◆ What to produce
Write out every line of the records again, replacing each "staticText" with "label" and leaving everything else as it is. Omit the pictures from your answer.

◆ Material for the task
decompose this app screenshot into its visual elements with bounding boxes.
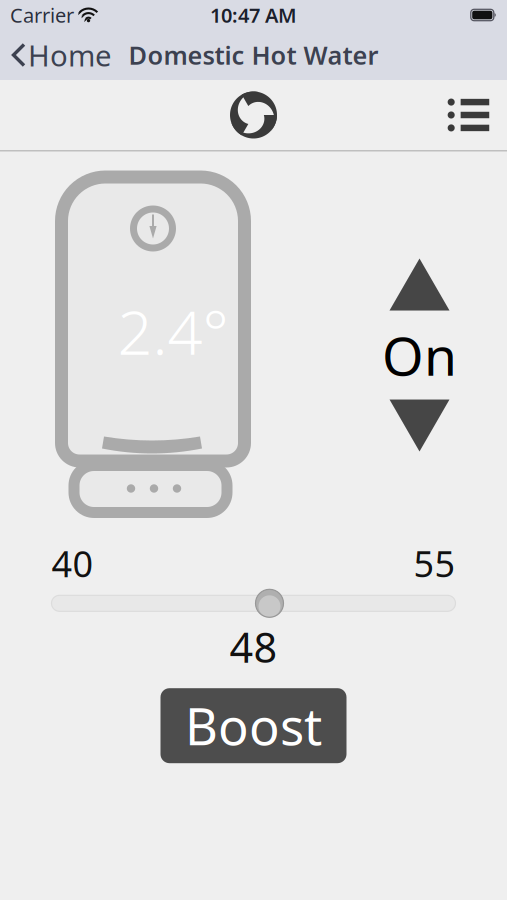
staticText: 40 xyxy=(52,540,94,587)
button[interactable]: Decrease temperature xyxy=(390,400,450,452)
staticText: On xyxy=(382,320,457,390)
button[interactable]: Home xyxy=(0,30,122,80)
staticText: 10:47 AM xyxy=(210,2,297,28)
button[interactable]: Menu xyxy=(431,89,507,141)
staticText: 48 xyxy=(230,619,278,674)
staticText: 2.4° xyxy=(118,290,228,372)
button[interactable]: Boost xyxy=(160,688,346,763)
staticText: Home xyxy=(28,36,112,74)
staticText: Carrier xyxy=(10,2,74,28)
button[interactable]: Increase temperature xyxy=(390,258,450,310)
staticText: Boost xyxy=(185,692,322,759)
staticText: 55 xyxy=(414,540,456,587)
staticText: Domestic Hot Water xyxy=(128,38,378,72)
button[interactable]: Fan xyxy=(228,90,278,140)
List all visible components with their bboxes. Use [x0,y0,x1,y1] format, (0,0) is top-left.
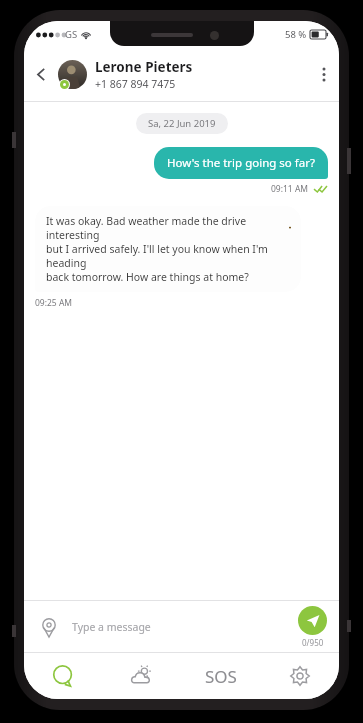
staticText: Type a message [72,620,151,634]
button[interactable]: Chat [24,653,102,699]
button[interactable]: Send [298,606,327,635]
button[interactable]: Settings [260,653,339,699]
staticText: How's the trip going so far? [167,155,315,171]
button[interactable]: Type a message [72,620,298,634]
button[interactable]: Share location [37,615,61,639]
staticText: 58 % [285,28,307,41]
staticText: 09:25 AM [35,297,73,309]
staticText: 09:11 AM [271,183,309,195]
button[interactable]: More options [309,47,339,101]
staticText: +1 867 894 7475 [95,77,176,91]
staticText: GS [65,28,78,41]
staticText: Sa, 22 Jun 2019 [148,117,216,130]
staticText: back tomorrow. How are things at home? [46,270,249,284]
button[interactable]: How's the trip going so far? [154,147,328,179]
button[interactable]: It was okay. Bad weather made the drive … [35,206,301,292]
staticText: but I arrived safely. I'll let you know … [46,242,290,270]
staticText: 0/950 [302,637,324,648]
button[interactable]: Back [24,47,58,101]
staticText: It was okay. Bad weather made the drive … [46,214,290,242]
button[interactable]: SOS [181,653,260,699]
button[interactable]: Weather [102,653,181,699]
staticText: SOS [205,665,237,688]
staticText: Lerone Pieters [95,58,193,76]
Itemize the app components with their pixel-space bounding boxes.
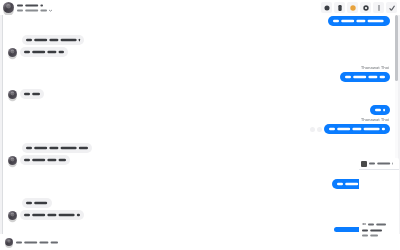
staticText: Thanawat Thoi xyxy=(361,220,390,225)
button[interactable] xyxy=(328,16,390,26)
button[interactable]: Done xyxy=(386,2,397,13)
button[interactable]: Highlight xyxy=(347,2,358,13)
staticText: Thanawat Thoi xyxy=(361,65,390,70)
button[interactable] xyxy=(395,15,398,81)
button[interactable] xyxy=(16,241,58,244)
button[interactable]: More options xyxy=(373,2,384,13)
button[interactable] xyxy=(20,89,44,99)
button[interactable]: Reply xyxy=(317,127,322,132)
button[interactable] xyxy=(334,227,390,232)
button[interactable]: Settings xyxy=(360,2,371,13)
button[interactable] xyxy=(359,158,399,240)
button[interactable] xyxy=(22,143,92,153)
button[interactable] xyxy=(370,105,390,115)
button[interactable] xyxy=(3,2,52,13)
button[interactable] xyxy=(20,155,70,165)
staticText: Thanawat Thoi xyxy=(361,117,390,122)
button[interactable] xyxy=(332,179,390,189)
button[interactable] xyxy=(340,72,390,82)
button[interactable] xyxy=(22,198,52,208)
button[interactable] xyxy=(20,210,84,220)
button[interactable]: React xyxy=(310,127,315,132)
button[interactable] xyxy=(20,47,68,57)
button[interactable]: Camera xyxy=(321,2,332,13)
button[interactable] xyxy=(22,35,84,45)
button[interactable] xyxy=(324,124,390,134)
button[interactable]: Delete xyxy=(334,2,345,13)
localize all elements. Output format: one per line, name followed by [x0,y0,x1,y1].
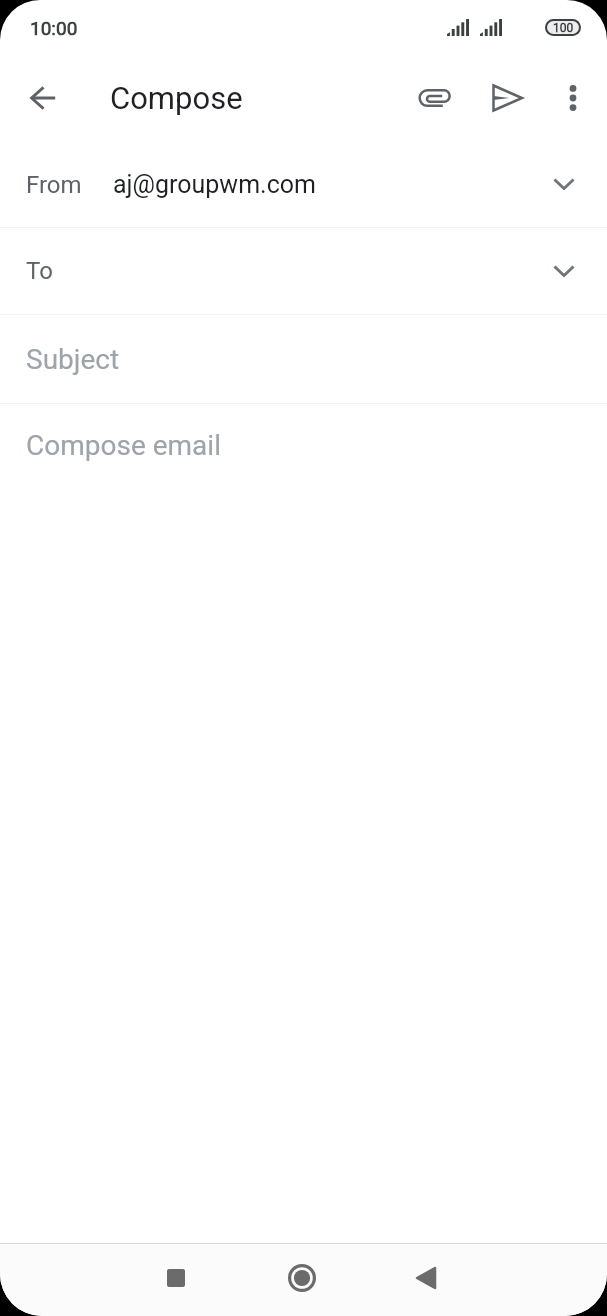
button[interactable]: From [0,141,607,227]
staticText: 100 [553,21,574,34]
button[interactable]: Back [398,1250,454,1306]
button[interactable]: More options [545,70,601,126]
button[interactable]: Navigate up [15,70,71,126]
staticText: From [26,171,82,199]
staticText: 10:00 [30,17,78,39]
button[interactable]: Home [274,1250,330,1306]
button[interactable]: Send [479,70,535,126]
button[interactable]: Expand recipients [545,165,583,203]
button[interactable]: Expand recipients [545,252,583,290]
staticText: Compose [110,80,243,116]
button[interactable]: Recent apps [148,1250,204,1306]
button[interactable]: Compose email [0,404,607,486]
button[interactable]: Attach file [405,70,461,126]
staticText: Subject [26,343,120,376]
staticText: aj@groupwm.com [113,170,316,199]
staticText: Compose email [26,429,221,462]
staticText: To [26,257,53,285]
button[interactable]: Subject [0,315,607,403]
button[interactable]: To [0,228,607,314]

◆ Answer for the task
decompose this app screenshot into its visual elements with bounding boxes.
label: 40 xyxy=(52,540,94,587)
button[interactable]: Decrease temperature xyxy=(390,400,450,452)
label: On xyxy=(382,320,457,390)
button[interactable]: Home xyxy=(0,30,122,80)
label: 10:47 AM xyxy=(210,2,297,28)
button[interactable]: Menu xyxy=(431,89,507,141)
label: 48 xyxy=(230,619,278,674)
label: 2.4° xyxy=(118,290,228,372)
button[interactable]: Boost xyxy=(160,688,346,763)
label: Home xyxy=(28,36,112,74)
label: Carrier xyxy=(10,2,74,28)
button[interactable]: Increase temperature xyxy=(390,258,450,310)
label: Boost xyxy=(185,692,322,759)
label: 55 xyxy=(414,540,456,587)
label: Domestic Hot Water xyxy=(128,38,378,72)
button[interactable]: Fan xyxy=(228,90,278,140)
List all visible components with their bboxes. Use [x0,y0,x1,y1] format, (0,0) is top-left.
label: Type a message [72,620,151,634]
button[interactable]: Chat [24,653,102,699]
button[interactable]: Send [298,606,327,635]
button[interactable]: Settings [260,653,339,699]
label: How's the trip going so far? [167,155,315,171]
button[interactable]: Type a message [72,620,298,634]
button[interactable]: Share location [37,615,61,639]
label: 58 % [285,28,307,41]
label: 09:25 AM [35,297,73,309]
label: 09:11 AM [271,183,309,195]
button[interactable]: More options [309,47,339,101]
label: +1 867 894 7475 [95,77,176,91]
label: GS [65,28,78,41]
label: Sa, 22 Jun 2019 [148,117,216,130]
label: back tomorrow. How are things at home? [46,270,249,284]
button[interactable]: How's the trip going so far? [154,147,328,179]
button[interactable]: It was okay. Bad weather made the drive … [35,206,301,292]
label: but I arrived safely. I'll let you know … [46,242,290,270]
label: 0/950 [302,637,324,648]
button[interactable]: Back [24,47,58,101]
label: It was okay. Bad weather made the drive … [46,214,290,242]
button[interactable]: SOS [181,653,260,699]
button[interactable]: Weather [102,653,181,699]
label: SOS [205,665,237,688]
label: Lerone Pieters [95,58,193,76]
Itemize the app components with their pixel-space bounding boxes.
label: Thanawat Thoi xyxy=(361,220,390,225)
button[interactable] xyxy=(328,16,390,26)
button[interactable]: Done xyxy=(386,2,397,13)
button[interactable]: Highlight xyxy=(347,2,358,13)
label: Thanawat Thoi xyxy=(361,65,390,70)
button[interactable] xyxy=(395,15,398,81)
button[interactable] xyxy=(16,241,58,244)
button[interactable]: More options xyxy=(373,2,384,13)
button[interactable] xyxy=(20,89,44,99)
button[interactable]: Reply xyxy=(317,127,322,132)
button[interactable] xyxy=(334,227,390,232)
button[interactable]: Settings xyxy=(360,2,371,13)
button[interactable] xyxy=(359,158,399,240)
button[interactable] xyxy=(22,143,92,153)
button[interactable] xyxy=(370,105,390,115)
button[interactable] xyxy=(3,2,52,13)
button[interactable] xyxy=(20,155,70,165)
label: Thanawat Thoi xyxy=(361,117,390,122)
button[interactable] xyxy=(332,179,390,189)
button[interactable] xyxy=(340,72,390,82)
button[interactable] xyxy=(22,198,52,208)
button[interactable] xyxy=(20,210,84,220)
button[interactable]: React xyxy=(310,127,315,132)
button[interactable] xyxy=(20,47,68,57)
button[interactable]: Camera xyxy=(321,2,332,13)
button[interactable] xyxy=(22,35,84,45)
button[interactable] xyxy=(324,124,390,134)
button[interactable]: Delete xyxy=(334,2,345,13)
localize all elements. Output format: one per line, name followed by [x0,y0,x1,y1].
button[interactable]: From [0,141,607,227]
label: 100 [553,21,574,34]
button[interactable]: Back [398,1250,454,1306]
button[interactable]: More options [545,70,601,126]
button[interactable]: Navigate up [15,70,71,126]
label: From [26,171,82,199]
label: 10:00 [30,17,78,39]
button[interactable]: Home [274,1250,330,1306]
button[interactable]: Send [479,70,535,126]
button[interactable]: Expand recipients [545,165,583,203]
button[interactable]: Expand recipients [545,252,583,290]
label: Compose [110,80,243,116]
button[interactable]: Recent apps [148,1250,204,1306]
button[interactable]: Compose email [0,404,607,486]
button[interactable]: Attach file [405,70,461,126]
label: Subject [26,343,120,376]
label: aj@groupwm.com [113,170,316,199]
label: Compose email [26,429,221,462]
label: To [26,257,53,285]
button[interactable]: Subject [0,315,607,403]
button[interactable]: To [0,228,607,314]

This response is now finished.